§ Do this
Copy each line of the entries that contains the word "devolución".

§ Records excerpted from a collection
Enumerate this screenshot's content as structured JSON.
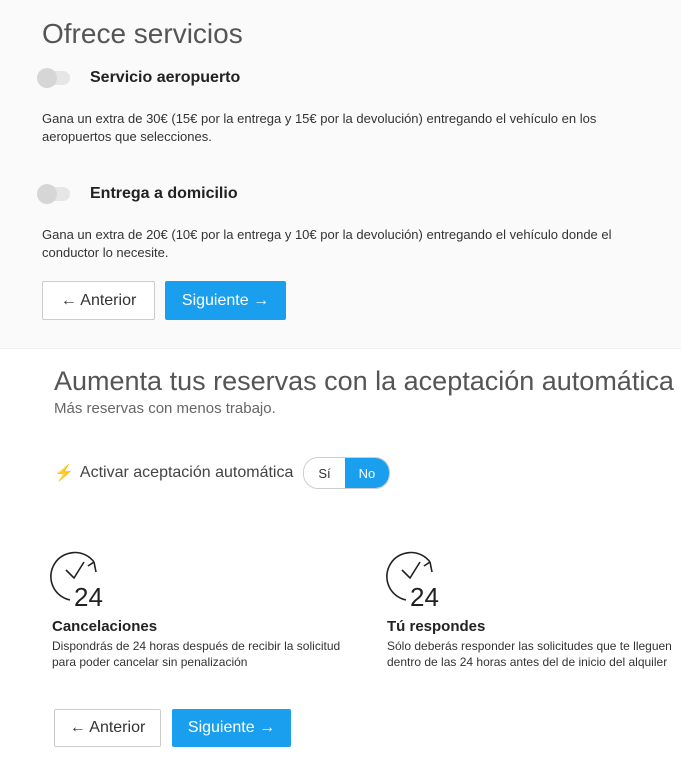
{
  "services": {
    "title": "Ofrece servicios",
    "airport": {
      "label": "Servicio aeropuerto",
      "description": "Gana un extra de 30€ (15€ por la entrega y 15€ por la devolución) entregando el vehículo en los aeropuertos que selecciones.",
      "enabled": false
    },
    "home_delivery": {
      "label": "Entrega a domicilio",
      "description": "Gana un extra de 20€ (10€ por la entrega y 10€ por la devolución) entregando el vehículo donde el conductor lo necesite.",
      "enabled": false
    },
    "prev_label": "← Anterior",
    "next_label": "Siguiente →"
  },
  "auto_accept": {
    "title": "Aumenta tus reservas con la aceptación automática",
    "subtitle": "Más reservas con menos trabajo.",
    "toggle_label": "Activar aceptación automática",
    "option_yes": "Sí",
    "option_no": "No",
    "selected": "No",
    "features": [
      {
        "icon": "clock-24-icon",
        "title": "Cancelaciones",
        "text": "Dispondrás de 24 horas después de recibir la solicitud para poder cancelar sin penalización"
      },
      {
        "icon": "clock-24-icon",
        "title": "Tú respondes",
        "text": "Sólo deberás responder las solicitudes que te lleguen dentro de las 24 horas antes del de inicio del alquiler"
      }
    ],
    "prev_label": "← Anterior",
    "next_label": "Siguiente →"
  },
  "colors": {
    "primary": "#1a9fef",
    "accent_bolt": "#f5b82e"
  }
}
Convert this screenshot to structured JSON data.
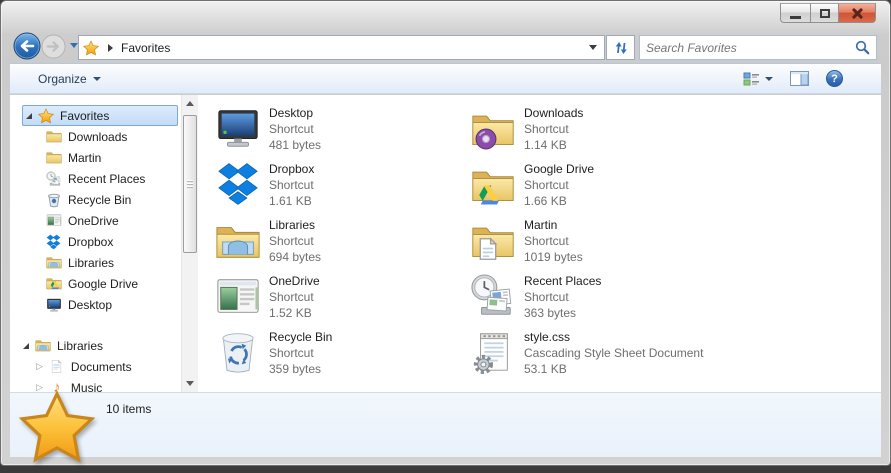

§ Reply to the task
      "description": "Gana un extra de 30€ (15€ por la entrega y 15€ por la devolución) entregando el vehículo en los aeropuertos que selecciones.",
      "description": "Gana un extra de 20€ (10€ por la entrega y 10€ por la devolución) entregando el vehículo donde el conductor lo necesite.",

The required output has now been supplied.